▶ EXCERPT TO READ
□ □ □ □ □ □ □
Brother, please rest assured that I take the commands of God quite seriously. I’m just trying to explain what I see the scripture to be saying, and what the Reformed faith before us has taught. Martin Luther said,
” Of course Paul does not mean that physically there is no Jew and Greek, no man and woman. He means, as related to the subject he is handling. But of what is he speaking? Not of the natural body, but of faith, justification and Christ how, through faith, we become children of God in Christ, a change effected in the soul, in man’s conscience; not in his flesh and blood, not through his members, but through the Word of the Gospel. In this sense there is no difference in persons, whether they be Jews or Greeks, bond or free, male or female. According to the customs of men, physically the Jew is bound by a different law and a different manner of life from the Greek; the bond from the free; the male from the female. The Jew is circumcised, the Greek is not; the male covers not his hair, but the female wears a veil. Then, too, everyman serves God in his own way; hence the saying, “Many countries, many customs.” These customs, however, as well as all things external and not of faith, are powerless to render one righteous and pious before God. Neither do they hinder justification. Faith may exist equally well with all classes of persons, differing not with any custom and distinctions.” (Sermons Vol. 6 pg. 242)
John Calvin opens his sermon on 1 Cor. 4 by stating
“Let us observe that St. Paul has only taken exception to something that was not appropriate and fitting according to the usage of the land. For (as we have shown) we are not to take those countries and measure them by our custom(s).”
□ □ □ □ □ □ □
▶ GIVEN DATA
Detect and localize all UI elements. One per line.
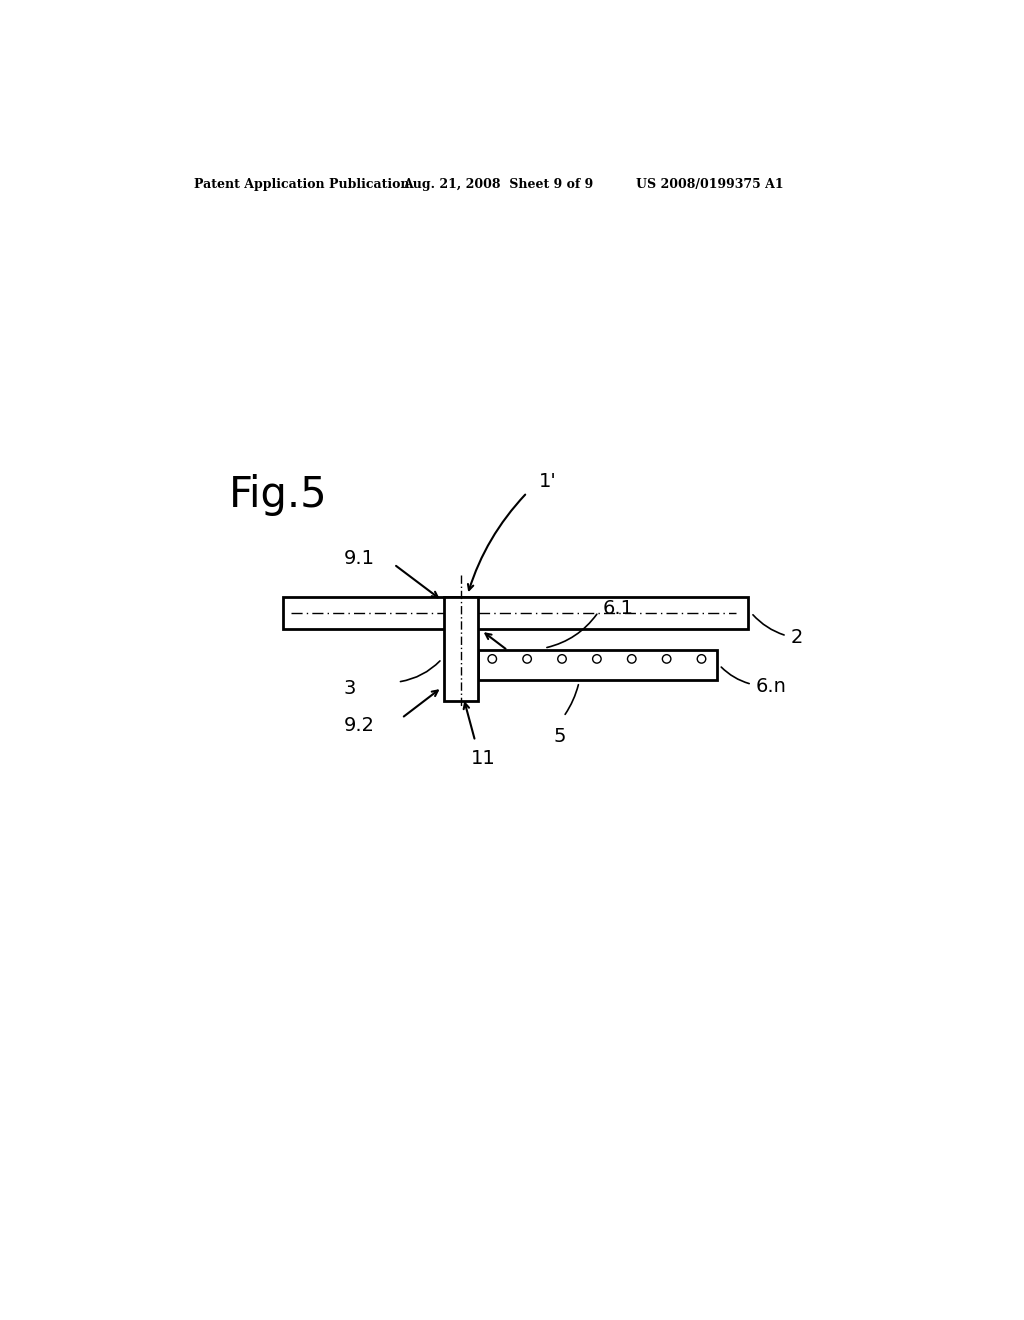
□ □ □ □ □ □ □
▶ TO DO
Copy out the excerpt above on Luther, Calvin, and Paul's words about customs word for word, from beginning to end.

▶ SOLVED PROBLEM
Brother, please rest assured that I take the commands of God quite seriously. I’m just trying to explain what I see the scripture to be saying, and what the Reformed faith before us has taught. Martin Luther said,
” Of course Paul does not mean that physically there is no Jew and Greek, no man and woman. He means, as related to the subject he is handling. But of what is he speaking? Not of the natural body, but of faith, justification and Christ how, through faith, we become children of God in Christ, a change effected in the soul, in man’s conscience; not in his flesh and blood, not through his members, but through the Word of the Gospel. In this sense there is no difference in persons, whether they be Jews or Greeks, bond or free, male or female. According to the customs of men, physically the Jew is bound by a different law and a different manner of life from the Greek; the bond from the free; the male from the female. The Jew is circumcised, the Greek is not; the male covers not his hair, but the female wears a veil. Then, too, everyman serves God in his own way; hence the saying, “Many countries, many customs.” These customs, however, as well as all things external and not of faith, are powerless to render one righteous and pious before God. Neither do they hinder justification. Faith may exist equally well with all classes of persons, differing not with any custom and distinctions.” (Sermons Vol. 6 pg. 242)
John Calvin opens his sermon on 1 Cor. 4 by stating
“Let us observe that St. Paul has only taken exception to something that was not appropriate and fitting according to the usage of the land. For (as we have shown) we are not to take those countries and measure them by our custom(s).”